EXERCISE
Each line holding the string "Mycoplasma" is to be copied from the data.

TASK MATERIAL START

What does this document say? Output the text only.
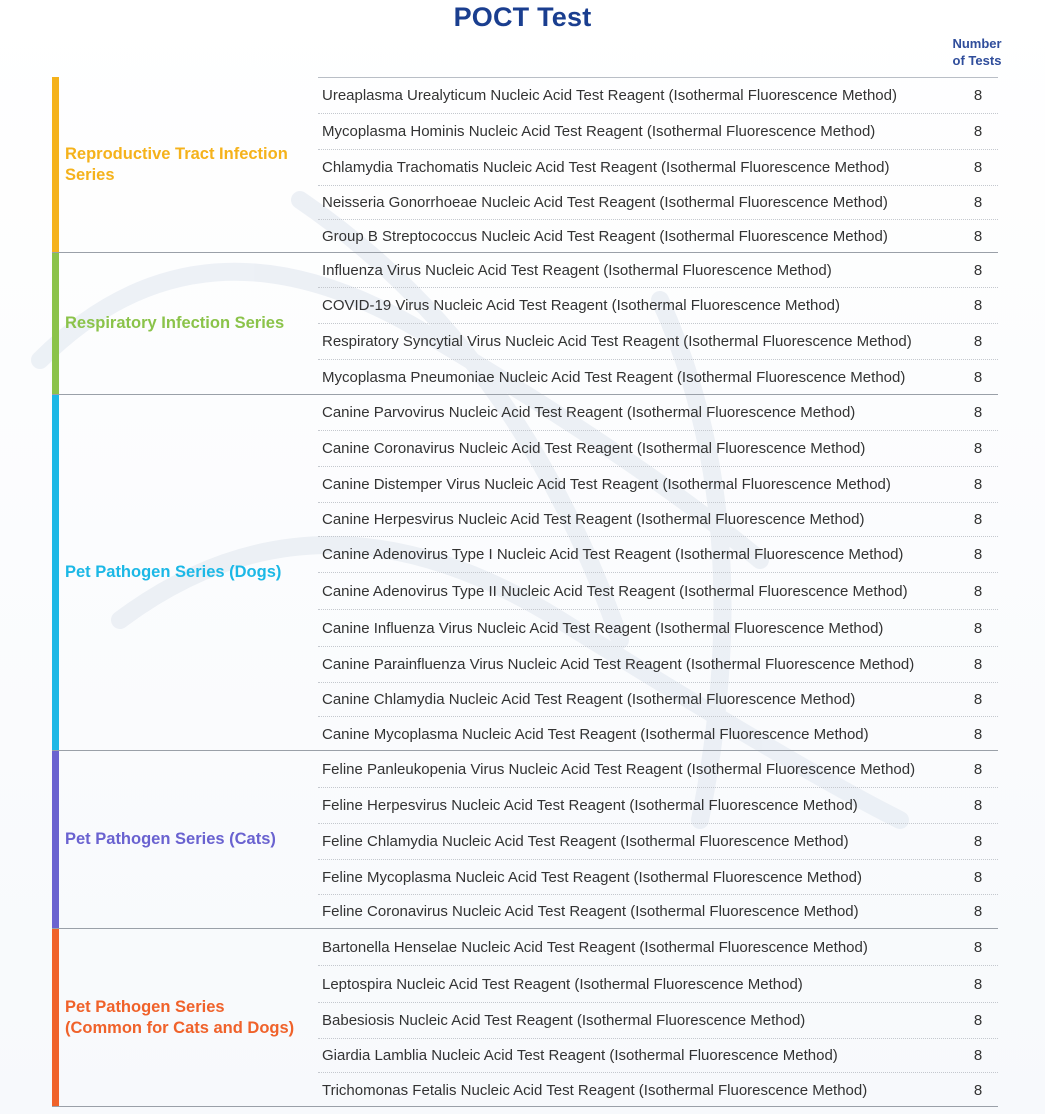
POCT Test
Number
of Tests
Reproductive Tract Infection
Series
Ureaplasma Urealyticum Nucleic Acid Test Reagent (Isothermal Fluorescence Method)	8
Mycoplasma Hominis Nucleic Acid Test Reagent (Isothermal Fluorescence Method)	8
Chlamydia Trachomatis Nucleic Acid Test Reagent (Isothermal Fluorescence Method)	8
Neisseria Gonorrhoeae Nucleic Acid Test Reagent (Isothermal Fluorescence Method)	8
Group B Streptococcus Nucleic Acid Test Reagent (Isothermal Fluorescence Method)	8
Respiratory Infection Series
Influenza Virus Nucleic Acid Test Reagent (Isothermal Fluorescence Method)	8
COVID-19 Virus Nucleic Acid Test Reagent (Isothermal Fluorescence Method)	8
Respiratory Syncytial Virus Nucleic Acid Test Reagent (Isothermal Fluorescence Method)	8
Mycoplasma Pneumoniae Nucleic Acid Test Reagent (Isothermal Fluorescence Method)	8
Pet Pathogen Series (Dogs)
Canine Parvovirus Nucleic Acid Test Reagent (Isothermal Fluorescence Method)	8
Canine Coronavirus Nucleic Acid Test Reagent (Isothermal Fluorescence Method)	8
Canine Distemper Virus Nucleic Acid Test Reagent (Isothermal Fluorescence Method)	8
Canine Herpesvirus Nucleic Acid Test Reagent (Isothermal Fluorescence Method)	8
Canine Adenovirus Type I Nucleic Acid Test Reagent (Isothermal Fluorescence Method)	8
Canine Adenovirus Type II Nucleic Acid Test Reagent (Isothermal Fluorescence Method)	8
Canine Influenza Virus Nucleic Acid Test Reagent (Isothermal Fluorescence Method)	8
Canine Parainfluenza Virus Nucleic Acid Test Reagent (Isothermal Fluorescence Method)	8
Canine Chlamydia Nucleic Acid Test Reagent (Isothermal Fluorescence Method)	8
Canine Mycoplasma Nucleic Acid Test Reagent (Isothermal Fluorescence Method)	8
Pet Pathogen Series (Cats)
Feline Panleukopenia Virus Nucleic Acid Test Reagent (Isothermal Fluorescence Method)	8
Feline Herpesvirus Nucleic Acid Test Reagent (Isothermal Fluorescence Method)	8
Feline Chlamydia Nucleic Acid Test Reagent (Isothermal Fluorescence Method)	8
Feline Mycoplasma Nucleic Acid Test Reagent (Isothermal Fluorescence Method)	8
Feline Coronavirus Nucleic Acid Test Reagent (Isothermal Fluorescence Method)	8
Pet Pathogen Series
(Common for Cats and Dogs)
Bartonella Henselae Nucleic Acid Test Reagent (Isothermal Fluorescence Method)	8
Leptospira Nucleic Acid Test Reagent (Isothermal Fluorescence Method)	8
Babesiosis Nucleic Acid Test Reagent (Isothermal Fluorescence Method)	8
Giardia Lamblia Nucleic Acid Test Reagent (Isothermal Fluorescence Method)	8
Trichomonas Fetalis Nucleic Acid Test Reagent (Isothermal Fluorescence Method)	8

TASK MATERIAL END

REPLY TO THE TASK
Mycoplasma Hominis Nucleic Acid Test Reagent (Isothermal Fluorescence Method)	8
Mycoplasma Pneumoniae Nucleic Acid Test Reagent (Isothermal Fluorescence Method)	8
Canine Mycoplasma Nucleic Acid Test Reagent (Isothermal Fluorescence Method)	8
Feline Mycoplasma Nucleic Acid Test Reagent (Isothermal Fluorescence Method)	8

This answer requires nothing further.